_Text excerpt_
Archive for ‘July, 2012’

Today was family adventure day.   My idea was to head north and visit the towns of Bow and Mt. Vernon when in reality the towns I had in my mind were Edison (the town adjacent to Bow) and La Connor (a tourist town on the water).  We soon realized Edison was the town we wanted to visit when we drove through Bow and there was nothing but a stop sign.

The only research I did was to stumble across this charming bakery cafe, Rosabella Garden.  I had a plan that we’d stop by this cafe and enjoy a wonderful lunch while picnicking outside taking in the sunshine and their 50 acres.  I thought this would be a wonderful way for the kids to start the adventure.  I couldn’t have been more wrong.

The place was far from charming.  As my husband commented, ” it seems like a place right out of the movies”.  The hosts were curt, they followed us around in fear of the kids causing damage, in fact they were stalking us.  It wasn’t until I hustled the kids outside that I noticed the signs.  So many signs with “no….”.  There were over 10 signs that basically said “you are not welcome here, go away”.

So, what do you think happened while I was outside with the kids?  They climbed and touched every item that had a “do not touch” sign on it.  UGH!  They were everywhere.  At one time my husband came out and said “you really need to keep the children off of the things”.  I later found out the mean people inside told him to say something to me.  After my husband ate his mediocre pie he mentioned wanting to take the kids over to the garden for a peak.  “Um, you can’t do that” I said.  He didn’t see the “no trespassing” sign in front of the garden and then figured they wouldn’t do anything anyhow.  WRONG, they came out and told him to get away and then proceeded to hover over us until we left.

_Job A_
How many acres does Rosabella Garden have, according to the family adventure post?

_Records supplied_

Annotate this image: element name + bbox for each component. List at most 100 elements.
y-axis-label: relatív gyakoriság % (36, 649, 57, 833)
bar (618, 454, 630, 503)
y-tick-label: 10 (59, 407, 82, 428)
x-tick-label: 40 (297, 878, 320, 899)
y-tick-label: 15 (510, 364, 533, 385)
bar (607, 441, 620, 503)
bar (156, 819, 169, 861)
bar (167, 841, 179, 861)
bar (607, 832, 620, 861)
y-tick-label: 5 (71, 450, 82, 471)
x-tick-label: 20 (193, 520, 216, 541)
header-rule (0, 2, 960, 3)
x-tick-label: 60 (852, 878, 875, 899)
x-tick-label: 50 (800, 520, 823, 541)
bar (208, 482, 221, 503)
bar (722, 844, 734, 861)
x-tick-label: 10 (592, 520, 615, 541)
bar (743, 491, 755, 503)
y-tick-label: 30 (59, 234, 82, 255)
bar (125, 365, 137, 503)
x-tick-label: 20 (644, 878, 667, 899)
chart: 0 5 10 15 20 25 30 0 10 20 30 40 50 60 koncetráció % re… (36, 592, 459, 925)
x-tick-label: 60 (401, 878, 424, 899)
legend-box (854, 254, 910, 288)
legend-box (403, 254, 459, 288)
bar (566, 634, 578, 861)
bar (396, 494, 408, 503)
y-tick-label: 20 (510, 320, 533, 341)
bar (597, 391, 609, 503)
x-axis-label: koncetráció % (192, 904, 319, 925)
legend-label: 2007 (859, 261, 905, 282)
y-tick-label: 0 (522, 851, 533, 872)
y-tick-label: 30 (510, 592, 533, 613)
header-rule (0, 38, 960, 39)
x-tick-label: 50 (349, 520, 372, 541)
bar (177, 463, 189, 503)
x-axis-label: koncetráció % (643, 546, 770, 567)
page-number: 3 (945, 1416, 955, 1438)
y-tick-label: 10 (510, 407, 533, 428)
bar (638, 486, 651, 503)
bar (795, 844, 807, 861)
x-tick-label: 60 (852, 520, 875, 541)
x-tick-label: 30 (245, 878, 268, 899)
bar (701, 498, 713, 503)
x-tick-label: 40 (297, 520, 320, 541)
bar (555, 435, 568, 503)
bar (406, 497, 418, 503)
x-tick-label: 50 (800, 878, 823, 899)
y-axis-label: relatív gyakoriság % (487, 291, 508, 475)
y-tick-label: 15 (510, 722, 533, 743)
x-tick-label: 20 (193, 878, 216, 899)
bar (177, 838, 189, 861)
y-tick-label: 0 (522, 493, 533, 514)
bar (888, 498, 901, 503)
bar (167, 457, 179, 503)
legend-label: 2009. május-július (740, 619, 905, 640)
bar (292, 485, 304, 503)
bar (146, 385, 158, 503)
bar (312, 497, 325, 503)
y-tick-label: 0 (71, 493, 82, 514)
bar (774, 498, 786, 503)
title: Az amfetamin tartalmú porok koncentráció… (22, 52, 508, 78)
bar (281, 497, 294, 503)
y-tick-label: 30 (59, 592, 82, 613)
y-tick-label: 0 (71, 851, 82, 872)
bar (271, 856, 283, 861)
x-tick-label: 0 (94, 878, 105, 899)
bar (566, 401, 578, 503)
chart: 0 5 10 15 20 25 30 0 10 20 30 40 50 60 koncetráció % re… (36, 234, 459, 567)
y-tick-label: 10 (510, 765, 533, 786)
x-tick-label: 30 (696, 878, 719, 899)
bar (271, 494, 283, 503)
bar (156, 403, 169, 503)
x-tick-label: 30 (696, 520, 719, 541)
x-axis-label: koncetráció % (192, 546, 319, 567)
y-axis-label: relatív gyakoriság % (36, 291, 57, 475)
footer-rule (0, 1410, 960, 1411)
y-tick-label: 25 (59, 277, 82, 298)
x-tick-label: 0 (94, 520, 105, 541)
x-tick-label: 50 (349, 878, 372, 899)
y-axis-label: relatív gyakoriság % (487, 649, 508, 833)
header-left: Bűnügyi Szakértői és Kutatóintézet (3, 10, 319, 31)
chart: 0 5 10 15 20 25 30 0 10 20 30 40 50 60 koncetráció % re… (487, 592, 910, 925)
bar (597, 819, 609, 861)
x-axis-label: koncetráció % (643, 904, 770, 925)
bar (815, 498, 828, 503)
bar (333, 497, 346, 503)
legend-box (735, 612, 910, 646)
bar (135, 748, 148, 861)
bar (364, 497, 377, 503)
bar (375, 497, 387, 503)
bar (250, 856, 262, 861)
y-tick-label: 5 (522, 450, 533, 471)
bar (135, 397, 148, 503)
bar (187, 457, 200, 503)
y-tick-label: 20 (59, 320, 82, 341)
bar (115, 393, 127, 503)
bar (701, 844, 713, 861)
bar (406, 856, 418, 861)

_Job B_
Copy the records from their first line up to and including the line with "legend-box (854, 254, 910, 288)", swapping every "bar" for "column" and keeping everything else the same.

_Exercise output A_
50 acres

_Exercise output B_
Annotate this image: element name + bbox for each component. List at most 100 elements.
y-axis-label: relatív gyakoriság % (36, 649, 57, 833)
column (618, 454, 630, 503)
y-tick-label: 10 (59, 407, 82, 428)
x-tick-label: 40 (297, 878, 320, 899)
y-tick-label: 15 (510, 364, 533, 385)
column (607, 441, 620, 503)
column (156, 819, 169, 861)
column (167, 841, 179, 861)
column (607, 832, 620, 861)
y-tick-label: 5 (71, 450, 82, 471)
x-tick-label: 20 (193, 520, 216, 541)
header-rule (0, 2, 960, 3)
x-tick-label: 60 (852, 878, 875, 899)
x-tick-label: 50 (800, 520, 823, 541)
column (208, 482, 221, 503)
column (722, 844, 734, 861)
x-tick-label: 10 (592, 520, 615, 541)
column (743, 491, 755, 503)
y-tick-label: 30 (59, 234, 82, 255)
column (125, 365, 137, 503)
x-tick-label: 20 (644, 878, 667, 899)
chart: 0 5 10 15 20 25 30 0 10 20 30 40 50 60 koncetráció % re… (36, 592, 459, 925)
x-tick-label: 60 (401, 878, 424, 899)
legend-box (854, 254, 910, 288)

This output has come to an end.